(Data entries)
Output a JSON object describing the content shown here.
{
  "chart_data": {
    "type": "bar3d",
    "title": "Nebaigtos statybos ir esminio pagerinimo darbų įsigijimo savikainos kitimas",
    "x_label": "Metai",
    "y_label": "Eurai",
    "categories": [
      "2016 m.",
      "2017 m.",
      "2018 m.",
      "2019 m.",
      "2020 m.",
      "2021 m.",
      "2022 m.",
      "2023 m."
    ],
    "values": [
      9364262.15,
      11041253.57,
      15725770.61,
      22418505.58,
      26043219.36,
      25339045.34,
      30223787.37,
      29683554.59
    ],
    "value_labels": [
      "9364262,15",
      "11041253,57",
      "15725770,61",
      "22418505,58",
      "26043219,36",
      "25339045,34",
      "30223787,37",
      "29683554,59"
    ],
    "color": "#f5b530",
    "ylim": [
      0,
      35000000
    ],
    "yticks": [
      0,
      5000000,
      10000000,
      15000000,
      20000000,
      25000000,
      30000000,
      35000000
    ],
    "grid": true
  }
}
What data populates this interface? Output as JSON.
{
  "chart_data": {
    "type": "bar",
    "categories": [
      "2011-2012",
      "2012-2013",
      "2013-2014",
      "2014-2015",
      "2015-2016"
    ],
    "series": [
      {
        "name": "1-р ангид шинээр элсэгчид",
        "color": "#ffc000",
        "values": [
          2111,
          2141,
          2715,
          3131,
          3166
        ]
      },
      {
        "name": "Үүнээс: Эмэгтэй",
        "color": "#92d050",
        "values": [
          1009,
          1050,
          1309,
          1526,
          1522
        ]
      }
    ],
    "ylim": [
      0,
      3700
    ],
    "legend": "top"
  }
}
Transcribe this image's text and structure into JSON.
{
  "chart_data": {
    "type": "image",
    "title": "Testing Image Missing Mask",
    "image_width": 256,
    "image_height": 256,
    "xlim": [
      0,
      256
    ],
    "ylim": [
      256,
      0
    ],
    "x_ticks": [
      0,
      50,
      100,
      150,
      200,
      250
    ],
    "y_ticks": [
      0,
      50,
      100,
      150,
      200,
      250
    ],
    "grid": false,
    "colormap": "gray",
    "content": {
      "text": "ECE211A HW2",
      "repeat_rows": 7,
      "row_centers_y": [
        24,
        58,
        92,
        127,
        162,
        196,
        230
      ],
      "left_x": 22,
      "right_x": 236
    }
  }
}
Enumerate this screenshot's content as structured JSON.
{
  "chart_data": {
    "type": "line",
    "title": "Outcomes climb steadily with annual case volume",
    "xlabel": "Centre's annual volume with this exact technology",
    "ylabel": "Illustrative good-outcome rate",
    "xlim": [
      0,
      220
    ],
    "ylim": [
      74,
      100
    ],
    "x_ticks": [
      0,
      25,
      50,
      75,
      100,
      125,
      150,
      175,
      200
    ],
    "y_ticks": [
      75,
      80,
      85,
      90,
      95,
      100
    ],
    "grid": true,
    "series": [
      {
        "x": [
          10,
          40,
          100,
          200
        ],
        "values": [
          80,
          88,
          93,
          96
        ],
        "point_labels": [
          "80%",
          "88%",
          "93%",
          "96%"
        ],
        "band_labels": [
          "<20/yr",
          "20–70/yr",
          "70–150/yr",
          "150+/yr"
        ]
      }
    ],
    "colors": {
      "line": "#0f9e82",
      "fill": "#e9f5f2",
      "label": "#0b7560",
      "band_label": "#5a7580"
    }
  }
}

REQUIRED TASK: Please output every record, keeping each line exact.

OUTPUT FOR THIS EXERCISE:
Output a JSON object describing the content shown here.
{
  "chart_data": {
    "type": "bar3d",
    "title": "Nebaigtos statybos ir esminio pagerinimo darbų įsigijimo savikainos kitimas",
    "x_label": "Metai",
    "y_label": "Eurai",
    "categories": [
      "2016 m.",
      "2017 m.",
      "2018 m.",
      "2019 m.",
      "2020 m.",
      "2021 m.",
      "2022 m.",
      "2023 m."
    ],
    "values": [
      9364262.15,
      11041253.57,
      15725770.61,
      22418505.58,
      26043219.36,
      25339045.34,
      30223787.37,
      29683554.59
    ],
    "value_labels": [
      "9364262,15",
      "11041253,57",
      "15725770,61",
      "22418505,58",
      "26043219,36",
      "25339045,34",
      "30223787,37",
      "29683554,59"
    ],
    "color": "#f5b530",
    "ylim": [
      0,
      35000000
    ],
    "yticks": [
      0,
      5000000,
      10000000,
      15000000,
      20000000,
      25000000,
      30000000,
      35000000
    ],
    "grid": true
  }
}
What data populates this interface? Output as JSON.
{
  "chart_data": {
    "type": "bar",
    "categories": [
      "2011-2012",
      "2012-2013",
      "2013-2014",
      "2014-2015",
      "2015-2016"
    ],
    "series": [
      {
        "name": "1-р ангид шинээр элсэгчид",
        "color": "#ffc000",
        "values": [
          2111,
          2141,
          2715,
          3131,
          3166
        ]
      },
      {
        "name": "Үүнээс: Эмэгтэй",
        "color": "#92d050",
        "values": [
          1009,
          1050,
          1309,
          1526,
          1522
        ]
      }
    ],
    "ylim": [
      0,
      3700
    ],
    "legend": "top"
  }
}
Transcribe this image's text and structure into JSON.
{
  "chart_data": {
    "type": "image",
    "title": "Testing Image Missing Mask",
    "image_width": 256,
    "image_height": 256,
    "xlim": [
      0,
      256
    ],
    "ylim": [
      256,
      0
    ],
    "x_ticks": [
      0,
      50,
      100,
      150,
      200,
      250
    ],
    "y_ticks": [
      0,
      50,
      100,
      150,
      200,
      250
    ],
    "grid": false,
    "colormap": "gray",
    "content": {
      "text": "ECE211A HW2",
      "repeat_rows": 7,
      "row_centers_y": [
        24,
        58,
        92,
        127,
        162,
        196,
        230
      ],
      "left_x": 22,
      "right_x": 236
    }
  }
}
Enumerate this screenshot's content as structured JSON.
{
  "chart_data": {
    "type": "line",
    "title": "Outcomes climb steadily with annual case volume",
    "xlabel": "Centre's annual volume with this exact technology",
    "ylabel": "Illustrative good-outcome rate",
    "xlim": [
      0,
      220
    ],
    "ylim": [
      74,
      100
    ],
    "x_ticks": [
      0,
      25,
      50,
      75,
      100,
      125,
      150,
      175,
      200
    ],
    "y_ticks": [
      75,
      80,
      85,
      90,
      95,
      100
    ],
    "grid": true,
    "series": [
      {
        "x": [
          10,
          40,
          100,
          200
        ],
        "values": [
          80,
          88,
          93,
          96
        ],
        "point_labels": [
          "80%",
          "88%",
          "93%",
          "96%"
        ],
        "band_labels": [
          "<20/yr",
          "20–70/yr",
          "70–150/yr",
          "150+/yr"
        ]
      }
    ],
    "colors": {
      "line": "#0f9e82",
      "fill": "#e9f5f2",
      "label": "#0b7560",
      "band_label": "#5a7580"
    }
  }
}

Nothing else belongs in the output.